_Your instructions_. Track down the lines that contain "plaies" and copy them.

Items listed in a dataset:
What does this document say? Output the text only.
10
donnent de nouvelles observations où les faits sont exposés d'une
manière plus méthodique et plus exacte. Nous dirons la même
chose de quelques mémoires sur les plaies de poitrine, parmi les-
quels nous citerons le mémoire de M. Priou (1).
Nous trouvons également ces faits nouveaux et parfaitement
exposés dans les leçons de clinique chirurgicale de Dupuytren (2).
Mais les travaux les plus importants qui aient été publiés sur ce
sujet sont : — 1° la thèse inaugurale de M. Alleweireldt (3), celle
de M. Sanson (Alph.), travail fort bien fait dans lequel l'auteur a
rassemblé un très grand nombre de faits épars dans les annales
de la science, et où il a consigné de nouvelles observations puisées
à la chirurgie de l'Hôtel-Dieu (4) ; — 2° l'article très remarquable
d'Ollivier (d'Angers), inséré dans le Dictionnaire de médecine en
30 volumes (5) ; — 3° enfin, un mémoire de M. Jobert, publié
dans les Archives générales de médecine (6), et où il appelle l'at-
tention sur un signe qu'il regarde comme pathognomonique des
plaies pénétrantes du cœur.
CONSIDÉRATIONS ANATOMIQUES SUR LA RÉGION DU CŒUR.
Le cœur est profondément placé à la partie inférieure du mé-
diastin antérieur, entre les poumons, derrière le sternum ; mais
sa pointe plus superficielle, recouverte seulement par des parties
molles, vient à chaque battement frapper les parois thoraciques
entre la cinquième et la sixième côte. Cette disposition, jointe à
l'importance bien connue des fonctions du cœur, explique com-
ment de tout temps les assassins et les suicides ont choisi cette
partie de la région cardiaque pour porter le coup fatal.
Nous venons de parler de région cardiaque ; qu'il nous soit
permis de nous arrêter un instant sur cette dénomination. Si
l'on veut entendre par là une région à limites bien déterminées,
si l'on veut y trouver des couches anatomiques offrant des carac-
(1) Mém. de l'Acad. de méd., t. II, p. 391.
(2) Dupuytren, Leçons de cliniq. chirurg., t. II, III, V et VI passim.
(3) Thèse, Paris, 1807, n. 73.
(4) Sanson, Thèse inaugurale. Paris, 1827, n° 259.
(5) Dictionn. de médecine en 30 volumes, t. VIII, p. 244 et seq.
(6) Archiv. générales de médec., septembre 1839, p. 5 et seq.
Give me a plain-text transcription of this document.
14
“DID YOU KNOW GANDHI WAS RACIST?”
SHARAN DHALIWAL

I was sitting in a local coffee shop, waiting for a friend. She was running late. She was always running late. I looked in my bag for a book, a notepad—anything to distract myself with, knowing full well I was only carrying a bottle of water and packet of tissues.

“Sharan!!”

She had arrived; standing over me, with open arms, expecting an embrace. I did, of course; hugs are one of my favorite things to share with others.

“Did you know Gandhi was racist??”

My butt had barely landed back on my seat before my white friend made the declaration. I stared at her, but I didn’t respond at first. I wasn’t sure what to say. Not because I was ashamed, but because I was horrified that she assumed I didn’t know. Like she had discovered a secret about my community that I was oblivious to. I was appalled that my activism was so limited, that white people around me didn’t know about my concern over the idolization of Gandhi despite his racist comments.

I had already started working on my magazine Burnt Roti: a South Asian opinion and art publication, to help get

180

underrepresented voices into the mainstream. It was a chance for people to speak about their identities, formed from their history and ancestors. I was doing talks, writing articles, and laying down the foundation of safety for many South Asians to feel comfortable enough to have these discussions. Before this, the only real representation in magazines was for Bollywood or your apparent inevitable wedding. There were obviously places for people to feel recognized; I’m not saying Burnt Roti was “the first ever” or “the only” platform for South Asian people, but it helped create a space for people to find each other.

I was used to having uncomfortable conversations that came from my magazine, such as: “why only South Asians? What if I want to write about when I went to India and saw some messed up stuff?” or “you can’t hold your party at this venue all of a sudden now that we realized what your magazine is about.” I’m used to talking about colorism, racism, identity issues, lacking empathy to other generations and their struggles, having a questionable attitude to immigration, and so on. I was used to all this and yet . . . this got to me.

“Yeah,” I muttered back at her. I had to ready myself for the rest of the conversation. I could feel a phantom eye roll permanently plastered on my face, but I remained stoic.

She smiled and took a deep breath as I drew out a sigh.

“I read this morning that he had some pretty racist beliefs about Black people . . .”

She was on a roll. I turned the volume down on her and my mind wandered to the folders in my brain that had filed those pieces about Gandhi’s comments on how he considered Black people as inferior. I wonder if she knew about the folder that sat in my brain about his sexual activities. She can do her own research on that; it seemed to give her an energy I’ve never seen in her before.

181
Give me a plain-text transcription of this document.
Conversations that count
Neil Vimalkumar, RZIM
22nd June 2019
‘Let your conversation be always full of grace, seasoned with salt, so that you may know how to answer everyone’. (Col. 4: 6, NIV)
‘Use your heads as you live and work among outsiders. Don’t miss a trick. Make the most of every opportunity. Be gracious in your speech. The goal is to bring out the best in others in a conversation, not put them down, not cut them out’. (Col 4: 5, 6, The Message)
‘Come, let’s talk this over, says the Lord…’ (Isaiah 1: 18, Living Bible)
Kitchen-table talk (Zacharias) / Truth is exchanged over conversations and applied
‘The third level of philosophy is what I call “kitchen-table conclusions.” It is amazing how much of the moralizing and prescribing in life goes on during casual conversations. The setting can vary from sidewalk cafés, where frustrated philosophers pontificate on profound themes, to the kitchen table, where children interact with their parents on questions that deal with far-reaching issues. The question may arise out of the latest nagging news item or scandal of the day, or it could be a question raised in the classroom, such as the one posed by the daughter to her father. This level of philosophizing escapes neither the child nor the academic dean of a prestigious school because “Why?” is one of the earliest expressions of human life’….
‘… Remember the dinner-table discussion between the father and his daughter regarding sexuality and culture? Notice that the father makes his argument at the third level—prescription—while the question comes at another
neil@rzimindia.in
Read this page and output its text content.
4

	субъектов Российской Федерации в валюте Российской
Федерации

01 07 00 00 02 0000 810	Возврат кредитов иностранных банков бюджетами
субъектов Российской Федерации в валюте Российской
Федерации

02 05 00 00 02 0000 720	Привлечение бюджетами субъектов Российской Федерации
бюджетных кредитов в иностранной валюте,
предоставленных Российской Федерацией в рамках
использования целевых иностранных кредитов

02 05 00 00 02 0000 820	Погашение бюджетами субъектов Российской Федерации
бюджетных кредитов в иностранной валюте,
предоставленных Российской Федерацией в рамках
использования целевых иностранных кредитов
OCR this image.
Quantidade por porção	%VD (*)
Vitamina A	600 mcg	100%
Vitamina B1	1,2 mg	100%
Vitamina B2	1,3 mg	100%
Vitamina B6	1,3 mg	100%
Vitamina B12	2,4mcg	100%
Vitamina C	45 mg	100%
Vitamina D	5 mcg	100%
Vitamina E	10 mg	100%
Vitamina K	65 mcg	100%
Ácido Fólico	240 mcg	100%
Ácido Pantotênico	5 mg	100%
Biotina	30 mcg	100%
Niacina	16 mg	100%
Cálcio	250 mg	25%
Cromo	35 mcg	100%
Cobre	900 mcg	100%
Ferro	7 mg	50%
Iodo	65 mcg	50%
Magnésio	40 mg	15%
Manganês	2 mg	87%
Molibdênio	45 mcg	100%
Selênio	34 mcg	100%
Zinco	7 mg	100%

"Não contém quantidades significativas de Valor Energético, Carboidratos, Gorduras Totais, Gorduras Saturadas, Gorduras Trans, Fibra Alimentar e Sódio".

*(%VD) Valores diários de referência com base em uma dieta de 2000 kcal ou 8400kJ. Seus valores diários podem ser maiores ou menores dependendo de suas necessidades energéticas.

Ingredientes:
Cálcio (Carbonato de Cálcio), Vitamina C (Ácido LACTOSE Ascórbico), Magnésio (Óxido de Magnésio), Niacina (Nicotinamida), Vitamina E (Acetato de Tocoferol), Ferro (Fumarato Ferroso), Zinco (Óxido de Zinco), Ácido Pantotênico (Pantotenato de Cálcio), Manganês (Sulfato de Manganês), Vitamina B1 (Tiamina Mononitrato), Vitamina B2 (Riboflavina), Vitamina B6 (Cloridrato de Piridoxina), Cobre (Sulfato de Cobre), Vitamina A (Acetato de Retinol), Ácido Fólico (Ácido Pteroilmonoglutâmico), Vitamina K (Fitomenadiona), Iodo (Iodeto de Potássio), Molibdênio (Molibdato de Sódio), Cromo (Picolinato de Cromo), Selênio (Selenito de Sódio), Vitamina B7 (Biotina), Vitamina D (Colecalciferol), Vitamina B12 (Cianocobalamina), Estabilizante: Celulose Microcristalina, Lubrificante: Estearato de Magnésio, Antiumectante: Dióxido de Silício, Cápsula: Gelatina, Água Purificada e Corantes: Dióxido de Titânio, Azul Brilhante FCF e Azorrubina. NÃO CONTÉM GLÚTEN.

_Response for this exercise_.
chose de quelques mémoires sur les plaies de poitrine, parmi les-
plaies pénétrantes du cœur.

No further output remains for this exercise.